> **GIVEN TASK**: Omit every picture and return the rest of the data unaltered.

> **WORKING DATA**:
- - - -

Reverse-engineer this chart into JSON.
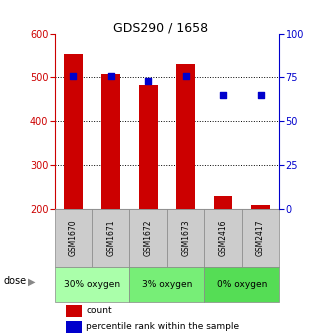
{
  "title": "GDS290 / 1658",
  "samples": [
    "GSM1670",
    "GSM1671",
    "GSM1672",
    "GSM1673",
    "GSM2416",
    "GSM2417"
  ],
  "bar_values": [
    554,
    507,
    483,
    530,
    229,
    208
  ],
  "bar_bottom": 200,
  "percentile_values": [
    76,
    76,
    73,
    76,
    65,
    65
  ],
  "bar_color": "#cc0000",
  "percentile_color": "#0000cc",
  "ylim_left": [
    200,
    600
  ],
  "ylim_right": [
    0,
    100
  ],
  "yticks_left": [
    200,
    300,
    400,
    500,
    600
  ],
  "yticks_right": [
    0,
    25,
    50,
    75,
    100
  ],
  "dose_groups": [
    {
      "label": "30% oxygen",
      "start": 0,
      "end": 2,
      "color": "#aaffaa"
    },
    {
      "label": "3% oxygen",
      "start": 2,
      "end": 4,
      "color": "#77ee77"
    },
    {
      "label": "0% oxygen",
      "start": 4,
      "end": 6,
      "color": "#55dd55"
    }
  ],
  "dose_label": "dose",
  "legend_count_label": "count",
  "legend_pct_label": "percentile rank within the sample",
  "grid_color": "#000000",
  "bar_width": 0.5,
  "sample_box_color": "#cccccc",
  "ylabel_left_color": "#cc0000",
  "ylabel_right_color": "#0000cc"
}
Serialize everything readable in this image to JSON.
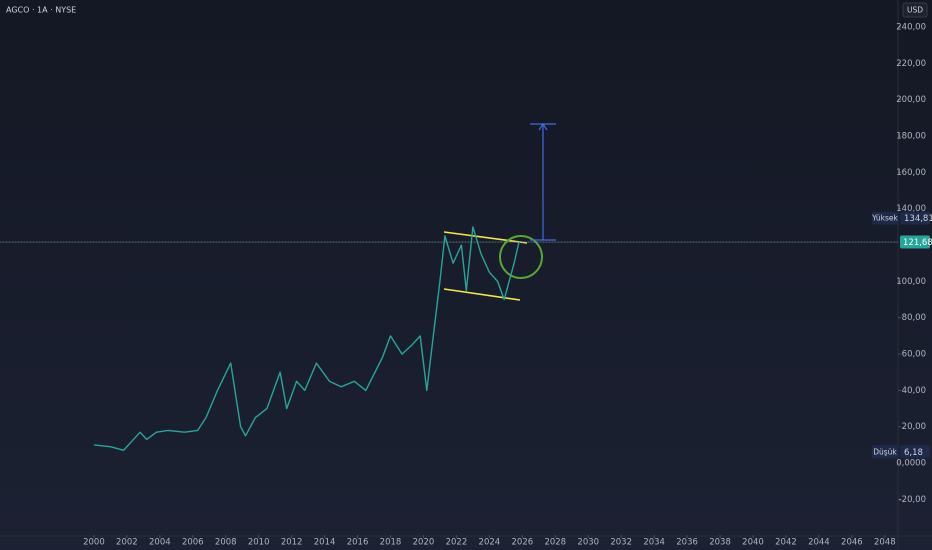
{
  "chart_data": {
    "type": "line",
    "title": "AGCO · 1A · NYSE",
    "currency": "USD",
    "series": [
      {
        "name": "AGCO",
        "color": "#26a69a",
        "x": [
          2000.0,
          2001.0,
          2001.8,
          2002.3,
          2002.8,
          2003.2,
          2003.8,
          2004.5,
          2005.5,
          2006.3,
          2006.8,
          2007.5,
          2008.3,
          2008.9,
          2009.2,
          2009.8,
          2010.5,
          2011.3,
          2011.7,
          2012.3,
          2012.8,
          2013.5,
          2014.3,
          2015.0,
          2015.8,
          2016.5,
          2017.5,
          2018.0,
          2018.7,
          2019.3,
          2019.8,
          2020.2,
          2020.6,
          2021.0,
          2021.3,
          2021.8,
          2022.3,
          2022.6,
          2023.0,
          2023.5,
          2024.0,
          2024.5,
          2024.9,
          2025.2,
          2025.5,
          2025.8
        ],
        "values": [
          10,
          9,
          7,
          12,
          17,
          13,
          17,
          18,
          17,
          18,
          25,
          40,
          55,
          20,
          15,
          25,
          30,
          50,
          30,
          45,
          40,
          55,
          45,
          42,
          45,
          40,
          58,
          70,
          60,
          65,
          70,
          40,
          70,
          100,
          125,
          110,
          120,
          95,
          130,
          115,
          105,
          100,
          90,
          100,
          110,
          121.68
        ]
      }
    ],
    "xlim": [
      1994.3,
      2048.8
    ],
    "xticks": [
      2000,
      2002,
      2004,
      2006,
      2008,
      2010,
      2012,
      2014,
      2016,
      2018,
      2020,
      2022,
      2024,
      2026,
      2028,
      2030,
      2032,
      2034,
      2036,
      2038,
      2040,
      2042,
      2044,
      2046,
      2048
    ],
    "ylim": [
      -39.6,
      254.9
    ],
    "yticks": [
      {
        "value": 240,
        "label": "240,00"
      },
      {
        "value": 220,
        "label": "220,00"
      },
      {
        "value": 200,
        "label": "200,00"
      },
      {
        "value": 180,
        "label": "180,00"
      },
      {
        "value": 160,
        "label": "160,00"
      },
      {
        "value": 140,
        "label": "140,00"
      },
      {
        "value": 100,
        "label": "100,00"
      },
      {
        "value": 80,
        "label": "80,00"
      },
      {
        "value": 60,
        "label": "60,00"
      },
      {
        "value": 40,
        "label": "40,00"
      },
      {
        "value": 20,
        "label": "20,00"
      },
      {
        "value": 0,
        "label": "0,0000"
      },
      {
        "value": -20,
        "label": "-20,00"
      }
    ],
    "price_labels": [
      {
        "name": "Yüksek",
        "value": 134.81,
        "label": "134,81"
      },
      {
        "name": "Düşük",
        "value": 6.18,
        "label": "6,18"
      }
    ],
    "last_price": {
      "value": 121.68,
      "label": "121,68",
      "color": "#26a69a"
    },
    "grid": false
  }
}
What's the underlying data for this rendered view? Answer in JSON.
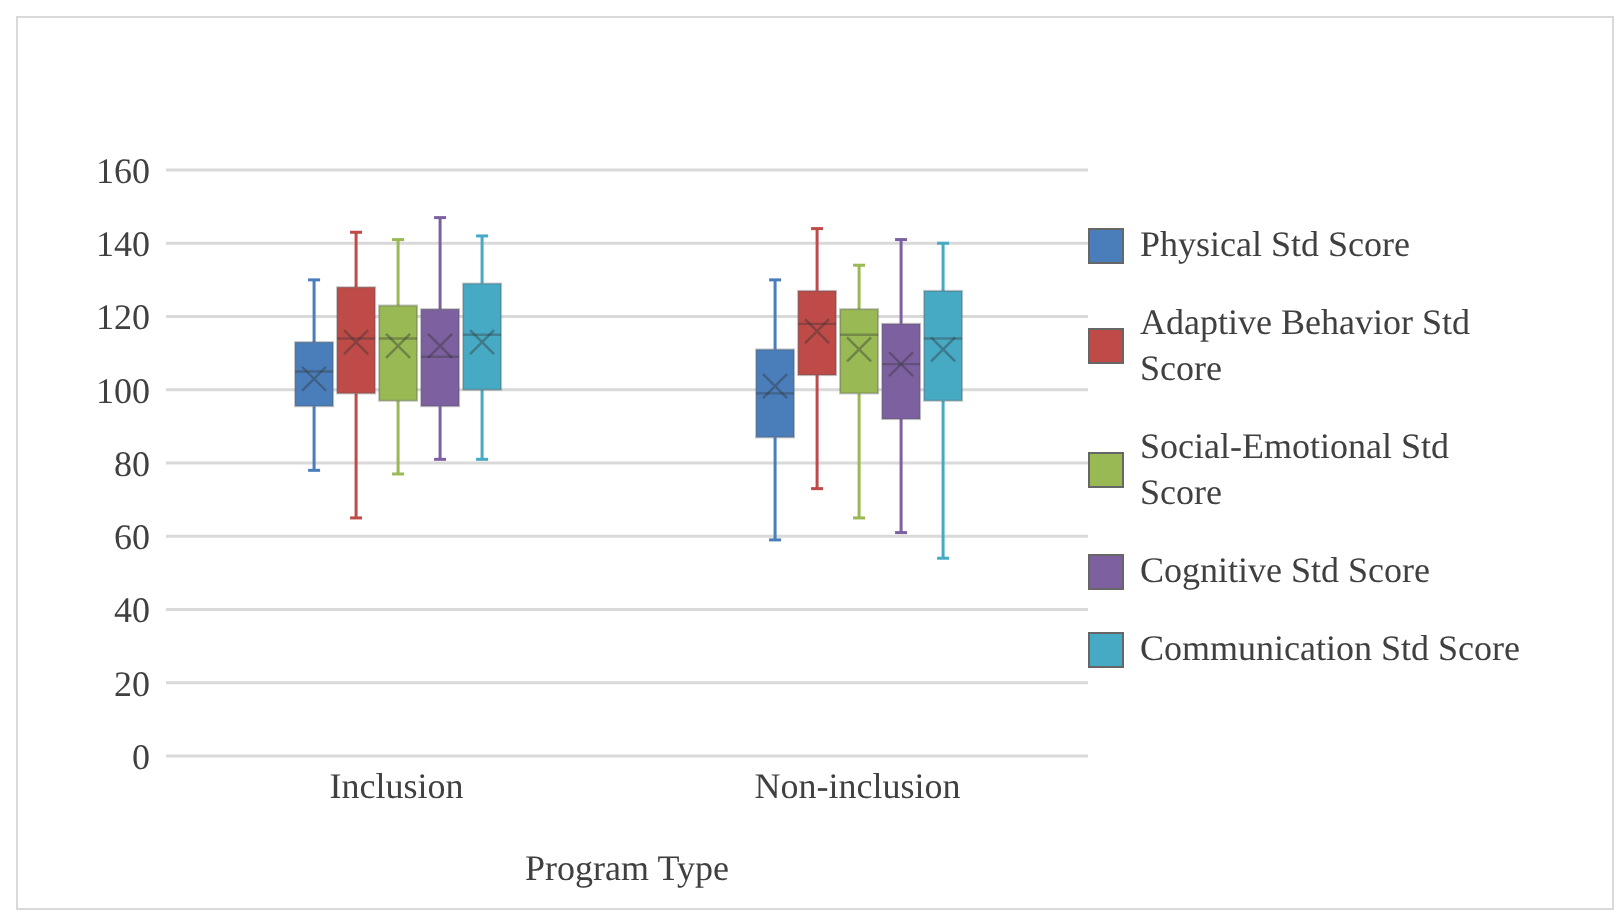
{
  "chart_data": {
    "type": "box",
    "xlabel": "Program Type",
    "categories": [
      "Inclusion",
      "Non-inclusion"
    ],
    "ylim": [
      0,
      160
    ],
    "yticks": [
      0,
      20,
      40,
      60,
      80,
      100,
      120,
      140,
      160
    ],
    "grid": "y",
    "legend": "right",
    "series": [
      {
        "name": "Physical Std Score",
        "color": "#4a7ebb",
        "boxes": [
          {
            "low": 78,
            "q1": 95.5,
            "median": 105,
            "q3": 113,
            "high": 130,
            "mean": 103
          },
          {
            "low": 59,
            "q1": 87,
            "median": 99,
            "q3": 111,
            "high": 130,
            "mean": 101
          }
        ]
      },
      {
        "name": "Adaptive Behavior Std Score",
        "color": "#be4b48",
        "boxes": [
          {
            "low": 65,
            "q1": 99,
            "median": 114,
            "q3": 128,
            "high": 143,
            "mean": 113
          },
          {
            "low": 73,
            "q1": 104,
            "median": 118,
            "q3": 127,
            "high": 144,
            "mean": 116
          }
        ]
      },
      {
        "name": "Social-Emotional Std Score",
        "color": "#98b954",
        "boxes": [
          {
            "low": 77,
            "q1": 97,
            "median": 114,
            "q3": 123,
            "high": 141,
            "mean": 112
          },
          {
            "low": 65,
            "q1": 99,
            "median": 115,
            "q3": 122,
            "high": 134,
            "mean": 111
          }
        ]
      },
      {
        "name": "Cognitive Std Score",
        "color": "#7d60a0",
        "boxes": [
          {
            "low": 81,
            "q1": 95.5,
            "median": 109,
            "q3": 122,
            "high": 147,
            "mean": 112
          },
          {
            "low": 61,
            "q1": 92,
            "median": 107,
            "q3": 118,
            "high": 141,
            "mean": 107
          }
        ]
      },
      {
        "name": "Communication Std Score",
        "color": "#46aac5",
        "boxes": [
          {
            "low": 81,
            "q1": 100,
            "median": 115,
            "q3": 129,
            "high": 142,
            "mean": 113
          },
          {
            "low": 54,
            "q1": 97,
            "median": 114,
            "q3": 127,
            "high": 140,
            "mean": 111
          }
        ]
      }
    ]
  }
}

- - - -

> **ANSWER TO THE EXERCISE**:
Reverse-engineer this chart into JSON.
{
  "title": "GDS290 / 1658",
  "samples": [
    "GSM1670",
    "GSM1671",
    "GSM1672",
    "GSM1673",
    "GSM2416",
    "GSM2417"
  ],
  "bar_values": [
    554,
    507,
    483,
    530,
    229,
    208
  ],
  "bar_bottom": 200,
  "percentile_values": [
    76,
    76,
    73,
    76,
    65,
    65
  ],
  "bar_color": "#cc0000",
  "percentile_color": "#0000cc",
  "ylim_left": [
    200,
    600
  ],
  "ylim_right": [
    0,
    100
  ],
  "yticks_left": [
    200,
    300,
    400,
    500,
    600
  ],
  "yticks_right": [
    0,
    25,
    50,
    75,
    100
  ],
  "dose_groups": [
    {
      "label": "30% oxygen",
      "start": 0,
      "end": 2,
      "color": "#aaffaa"
    },
    {
      "label": "3% oxygen",
      "start": 2,
      "end": 4,
      "color": "#77ee77"
    },
    {
      "label": "0% oxygen",
      "start": 4,
      "end": 6,
      "color": "#55dd55"
    }
  ],
  "dose_label": "dose",
  "legend_count_label": "count",
  "legend_pct_label": "percentile rank within the sample",
  "grid_color": "#000000",
  "bar_width": 0.5,
  "sample_box_color": "#cccccc",
  "ylabel_left_color": "#cc0000",
  "ylabel_right_color": "#0000cc"
}
Serialize everything readable in this image to JSON.
{
  "chart_data": {
    "type": "line",
    "title": "AGCO · 1A · NYSE",
    "currency": "USD",
    "series": [
      {
        "name": "AGCO",
        "color": "#26a69a",
        "x": [
          2000.0,
          2001.0,
          2001.8,
          2002.3,
          2002.8,
          2003.2,
          2003.8,
          2004.5,
          2005.5,
          2006.3,
          2006.8,
          2007.5,
          2008.3,
          2008.9,
          2009.2,
          2009.8,
          2010.5,
          2011.3,
          2011.7,
          2012.3,
          2012.8,
          2013.5,
          2014.3,
          2015.0,
          2015.8,
          2016.5,
          2017.5,
          2018.0,
          2018.7,
          2019.3,
          2019.8,
          2020.2,
          2020.6,
          2021.0,
          2021.3,
          2021.8,
          2022.3,
          2022.6,
          2023.0,
          2023.5,
          2024.0,
          2024.5,
          2024.9,
          2025.2,
          2025.5,
          2025.8
        ],
        "values": [
          10,
          9,
          7,
          12,
          17,
          13,
          17,
          18,
          17,
          18,
          25,
          40,
          55,
          20,
          15,
          25,
          30,
          50,
          30,
          45,
          40,
          55,
          45,
          42,
          45,
          40,
          58,
          70,
          60,
          65,
          70,
          40,
          70,
          100,
          125,
          110,
          120,
          95,
          130,
          115,
          105,
          100,
          90,
          100,
          110,
          121.68
        ]
      }
    ],
    "xlim": [
      1994.3,
      2048.8
    ],
    "xticks": [
      2000,
      2002,
      2004,
      2006,
      2008,
      2010,
      2012,
      2014,
      2016,
      2018,
      2020,
      2022,
      2024,
      2026,
      2028,
      2030,
      2032,
      2034,
      2036,
      2038,
      2040,
      2042,
      2044,
      2046,
      2048
    ],
    "ylim": [
      -39.6,
      254.9
    ],
    "yticks": [
      {
        "value": 240,
        "label": "240,00"
      },
      {
        "value": 220,
        "label": "220,00"
      },
      {
        "value": 200,
        "label": "200,00"
      },
      {
        "value": 180,
        "label": "180,00"
      },
      {
        "value": 160,
        "label": "160,00"
      },
      {
        "value": 140,
        "label": "140,00"
      },
      {
        "value": 100,
        "label": "100,00"
      },
      {
        "value": 80,
        "label": "80,00"
      },
      {
        "value": 60,
        "label": "60,00"
      },
      {
        "value": 40,
        "label": "40,00"
      },
      {
        "value": 20,
        "label": "20,00"
      },
      {
        "value": 0,
        "label": "0,0000"
      },
      {
        "value": -20,
        "label": "-20,00"
      }
    ],
    "price_labels": [
      {
        "name": "Yüksek",
        "value": 134.81,
        "label": "134,81"
      },
      {
        "name": "Düşük",
        "value": 6.18,
        "label": "6,18"
      }
    ],
    "last_price": {
      "value": 121.68,
      "label": "121,68",
      "color": "#26a69a"
    },
    "grid": false
  }
}
What's the underlying data for this rendered view? Answer in JSON.
{
  "chart_data": {
    "type": "box",
    "xlabel": "Program Type",
    "categories": [
      "Inclusion",
      "Non-inclusion"
    ],
    "ylim": [
      0,
      160
    ],
    "yticks": [
      0,
      20,
      40,
      60,
      80,
      100,
      120,
      140,
      160
    ],
    "grid": "y",
    "legend": "right",
    "series": [
      {
        "name": "Physical Std Score",
        "color": "#4a7ebb",
        "boxes": [
          {
            "low": 78,
            "q1": 95.5,
            "median": 105,
            "q3": 113,
            "high": 130,
            "mean": 103
          },
          {
            "low": 59,
            "q1": 87,
            "median": 99,
            "q3": 111,
            "high": 130,
            "mean": 101
          }
        ]
      },
      {
        "name": "Adaptive Behavior Std Score",
        "color": "#be4b48",
        "boxes": [
          {
            "low": 65,
            "q1": 99,
            "median": 114,
            "q3": 128,
            "high": 143,
            "mean": 113
          },
          {
            "low": 73,
            "q1": 104,
            "median": 118,
            "q3": 127,
            "high": 144,
            "mean": 116
          }
        ]
      },
      {
        "name": "Social-Emotional Std Score",
        "color": "#98b954",
        "boxes": [
          {
            "low": 77,
            "q1": 97,
            "median": 114,
            "q3": 123,
            "high": 141,
            "mean": 112
          },
          {
            "low": 65,
            "q1": 99,
            "median": 115,
            "q3": 122,
            "high": 134,
            "mean": 111
          }
        ]
      },
      {
        "name": "Cognitive Std Score",
        "color": "#7d60a0",
        "boxes": [
          {
            "low": 81,
            "q1": 95.5,
            "median": 109,
            "q3": 122,
            "high": 147,
            "mean": 112
          },
          {
            "low": 61,
            "q1": 92,
            "median": 107,
            "q3": 118,
            "high": 141,
            "mean": 107
          }
        ]
      },
      {
        "name": "Communication Std Score",
        "color": "#46aac5",
        "boxes": [
          {
            "low": 81,
            "q1": 100,
            "median": 115,
            "q3": 129,
            "high": 142,
            "mean": 113
          },
          {
            "low": 54,
            "q1": 97,
            "median": 114,
            "q3": 127,
            "high": 140,
            "mean": 111
          }
        ]
      }
    ]
  }
}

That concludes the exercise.